:: EXTRACT PROVIDED ::
★ ★ ★ ★ ★ ★ ★

Commentary

Issue 17 May 2006

The oil quest

With Australian demand for crude oil and condensate officially forecast to rise 60 percent in the next 25 years and domestic production projected to decline from 2009, one of the biggest economic issues -- where will the nation's supplies be sourced -- has been getting an airing this month both at the annual Australian Petroleum Production & Exploration Association conference and in a Senate committee.

More than 1,250 paying delegates turned up for the APPEA conference on the Gold Coast where the Association chairman, Reg Nelson, managing director of Beach Petroleum, suggested that domestic oil production would peak in 2008 at 577,000 barrels per day and slide away to the point where in 2015 it is meeting only 20 percent of national needs compared with 60 percent today.

Nelson painted a picture of Australia in 2015 reducing the large and growing cost of importing oil and petrol products by exporting more than 50 million tonnes of LNG per year and argued that the opportunities exist, through new oil exploration using advanced technology, both to search more extensively in proven field areas and to extend the hunt in to "frontier" areas.

National Industry & Resources Minister Ian Macfarlane, speaking by video link because the conference coincided with the Federal Budget,  claimed that overseas companies are "queuing at the door" of Geoscience Australia to access the geophysical data being remastered to higher definition under a $61 million program. He sees the tax incentives for designated frontier exploration areas as proving increasingly attractive to explorers. The Government is also promoting investment through what the Minister calls more effective, consistent and efficient regulation of offshore exploration and production. Macfarlane is now urging the States and the Northern Territory to move swiftly to enact mirror legislation to the new Offshore Petroleum Act, which passed the Federal Parliament in March.

★ ★ ★ ★ ★ ★ ★

:: EXERCISE TASK A ::
Revise the oil quest commentary starting with "With Australian demand" and going on through "a Senate committee.", putting "petroleum" in place of "crude oil".
:: EXERCISE TASK B ::
In the oil quest commentary, at what daily output did Reg Nelson suggest domestic oil production would peak in 2008?
:: EXERCISE TASK C ::
Resume the oil quest commentary from the point where it ends.
The material that follows has no connection to the oil quest commentary.

★ ★ ★ ★ ★ ★ ★

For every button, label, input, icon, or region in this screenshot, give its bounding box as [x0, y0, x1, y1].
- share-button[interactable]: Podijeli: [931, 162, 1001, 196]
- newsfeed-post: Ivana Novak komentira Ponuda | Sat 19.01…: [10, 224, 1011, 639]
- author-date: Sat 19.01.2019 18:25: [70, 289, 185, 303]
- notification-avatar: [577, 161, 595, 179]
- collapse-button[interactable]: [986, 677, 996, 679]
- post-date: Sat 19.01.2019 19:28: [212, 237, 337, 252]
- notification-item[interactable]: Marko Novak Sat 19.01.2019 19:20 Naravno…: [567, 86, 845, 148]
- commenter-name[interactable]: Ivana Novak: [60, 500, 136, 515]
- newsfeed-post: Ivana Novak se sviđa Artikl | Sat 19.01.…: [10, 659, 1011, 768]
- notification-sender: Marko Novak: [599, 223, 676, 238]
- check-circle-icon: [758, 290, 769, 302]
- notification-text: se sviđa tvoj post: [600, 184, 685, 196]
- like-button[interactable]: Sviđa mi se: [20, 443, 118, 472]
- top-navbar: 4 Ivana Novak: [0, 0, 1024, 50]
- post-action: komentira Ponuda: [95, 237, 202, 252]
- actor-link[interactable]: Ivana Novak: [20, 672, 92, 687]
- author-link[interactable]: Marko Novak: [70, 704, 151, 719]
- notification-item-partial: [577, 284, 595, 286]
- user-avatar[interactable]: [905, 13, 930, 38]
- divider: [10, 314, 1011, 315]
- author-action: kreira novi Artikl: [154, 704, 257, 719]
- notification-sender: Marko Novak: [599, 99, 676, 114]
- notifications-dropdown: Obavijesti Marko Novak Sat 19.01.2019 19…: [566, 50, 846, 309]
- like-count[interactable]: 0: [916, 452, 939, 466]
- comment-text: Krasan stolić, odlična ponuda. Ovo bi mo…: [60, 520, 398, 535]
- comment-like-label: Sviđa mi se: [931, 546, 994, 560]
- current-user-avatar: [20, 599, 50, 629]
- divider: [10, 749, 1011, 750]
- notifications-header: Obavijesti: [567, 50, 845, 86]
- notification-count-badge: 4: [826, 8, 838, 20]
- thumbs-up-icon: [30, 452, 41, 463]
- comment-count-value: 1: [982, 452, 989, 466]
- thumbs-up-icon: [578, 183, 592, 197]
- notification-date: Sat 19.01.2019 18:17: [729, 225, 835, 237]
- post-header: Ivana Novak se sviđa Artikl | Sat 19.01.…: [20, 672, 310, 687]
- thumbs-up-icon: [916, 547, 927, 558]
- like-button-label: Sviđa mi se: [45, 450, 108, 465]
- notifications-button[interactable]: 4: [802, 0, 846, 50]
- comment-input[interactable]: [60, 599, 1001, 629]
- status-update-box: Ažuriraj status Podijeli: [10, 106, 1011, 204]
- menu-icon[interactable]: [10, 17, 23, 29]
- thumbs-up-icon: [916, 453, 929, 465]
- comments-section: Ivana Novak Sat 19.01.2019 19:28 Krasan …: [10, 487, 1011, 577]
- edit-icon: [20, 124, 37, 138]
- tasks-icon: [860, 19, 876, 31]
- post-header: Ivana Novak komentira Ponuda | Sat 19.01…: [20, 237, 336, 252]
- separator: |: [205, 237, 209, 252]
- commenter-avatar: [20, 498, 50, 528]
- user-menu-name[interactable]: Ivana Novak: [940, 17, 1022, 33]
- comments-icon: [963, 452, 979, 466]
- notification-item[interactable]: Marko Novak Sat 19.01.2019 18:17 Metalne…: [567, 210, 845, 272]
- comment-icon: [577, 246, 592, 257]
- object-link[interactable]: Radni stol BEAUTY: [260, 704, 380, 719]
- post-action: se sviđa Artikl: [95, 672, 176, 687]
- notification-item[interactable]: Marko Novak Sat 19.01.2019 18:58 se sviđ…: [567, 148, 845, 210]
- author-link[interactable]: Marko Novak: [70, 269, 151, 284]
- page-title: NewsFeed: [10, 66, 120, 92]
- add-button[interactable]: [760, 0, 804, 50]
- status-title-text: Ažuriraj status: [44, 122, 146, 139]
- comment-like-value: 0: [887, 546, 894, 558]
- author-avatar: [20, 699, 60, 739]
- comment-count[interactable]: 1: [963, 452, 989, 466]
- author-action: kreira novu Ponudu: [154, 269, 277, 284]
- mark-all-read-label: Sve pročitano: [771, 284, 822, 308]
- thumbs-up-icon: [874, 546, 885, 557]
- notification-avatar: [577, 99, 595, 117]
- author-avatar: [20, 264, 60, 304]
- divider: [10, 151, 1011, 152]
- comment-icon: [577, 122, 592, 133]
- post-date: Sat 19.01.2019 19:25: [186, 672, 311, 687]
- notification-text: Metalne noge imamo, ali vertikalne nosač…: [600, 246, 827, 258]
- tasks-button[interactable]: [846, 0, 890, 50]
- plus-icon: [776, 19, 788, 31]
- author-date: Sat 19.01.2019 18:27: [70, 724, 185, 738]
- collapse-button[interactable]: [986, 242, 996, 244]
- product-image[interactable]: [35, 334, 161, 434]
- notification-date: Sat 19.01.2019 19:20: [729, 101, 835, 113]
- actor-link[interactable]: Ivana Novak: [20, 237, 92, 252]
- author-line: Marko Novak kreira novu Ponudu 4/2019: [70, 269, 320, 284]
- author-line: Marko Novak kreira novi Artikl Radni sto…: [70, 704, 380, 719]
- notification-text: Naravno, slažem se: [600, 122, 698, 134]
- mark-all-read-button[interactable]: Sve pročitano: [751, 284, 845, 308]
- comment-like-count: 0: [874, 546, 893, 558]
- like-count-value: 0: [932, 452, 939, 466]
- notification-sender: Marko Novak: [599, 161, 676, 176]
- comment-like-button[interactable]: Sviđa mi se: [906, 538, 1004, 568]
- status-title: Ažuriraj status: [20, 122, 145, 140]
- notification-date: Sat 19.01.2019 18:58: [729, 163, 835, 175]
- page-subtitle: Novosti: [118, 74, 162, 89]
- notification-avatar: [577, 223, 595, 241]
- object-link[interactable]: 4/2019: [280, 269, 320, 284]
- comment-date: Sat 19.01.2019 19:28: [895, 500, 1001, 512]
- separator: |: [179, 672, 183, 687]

★ ★ ★ ★ ★ ★ ★

:: TASK ANSWER A ::
With Australian demand for petroleum and condensate officially forecast to rise 60 percent in the next 25 years and domestic production projected to decline from 2009, one of the biggest economic issues -- where will the nation's supplies be sourced -- has been getting an airing this month both at the annual Australian Petroleum Production & Exploration Association conference and in a Senate committee.

:: TASK ANSWER B ::
577,000 barrels per day

:: TASK ANSWER C ::
Queensland Premier Peter Beattie was conspicuous by his absence from the conference. APPEA traditionally attracts State premiers to do the conference opening honours. Beattie's failure to put in an appearance is the more odd given his March contribution to the Senate Rural & Regional Affairs & Transport References Committee, which is currently studying future oil supply and alternative transport fuels.  Beattie has personally sent in a State Government submission which highlights the trebling of Australia's petroleum trade deficit over the past 10 years and calls for continued investment in oil exploration and discovery. The submission presses for a review of all offshore areas, except those of environmental significance such as the Great Barrier Reef, for their petroleum potential.

His government's views would have got national media attention through a speech to the conference, which as usual drew more than a dozen journalists from around the country as well as the news agencies.

In the welter of national debate over petrol prices, Beattie's government staunchly supports world parity pricing for Australian oil.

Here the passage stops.